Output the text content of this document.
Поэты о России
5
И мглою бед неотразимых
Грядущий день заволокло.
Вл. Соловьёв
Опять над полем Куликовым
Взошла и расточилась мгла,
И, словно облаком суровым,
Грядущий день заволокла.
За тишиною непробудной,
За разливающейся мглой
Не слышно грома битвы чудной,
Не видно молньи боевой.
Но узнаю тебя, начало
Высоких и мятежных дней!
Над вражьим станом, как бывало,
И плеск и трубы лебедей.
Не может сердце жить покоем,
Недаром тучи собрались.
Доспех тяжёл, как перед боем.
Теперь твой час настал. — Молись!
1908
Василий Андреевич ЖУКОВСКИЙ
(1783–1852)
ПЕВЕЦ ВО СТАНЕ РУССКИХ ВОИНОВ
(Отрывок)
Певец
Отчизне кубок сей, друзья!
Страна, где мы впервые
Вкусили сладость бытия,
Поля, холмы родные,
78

______________________________

◆ Exercise brief:
From the entries above, list each line with "Грядущий" in it.

◆ Final answer:
Грядущий день заволокло.
Грядущий день заволокла.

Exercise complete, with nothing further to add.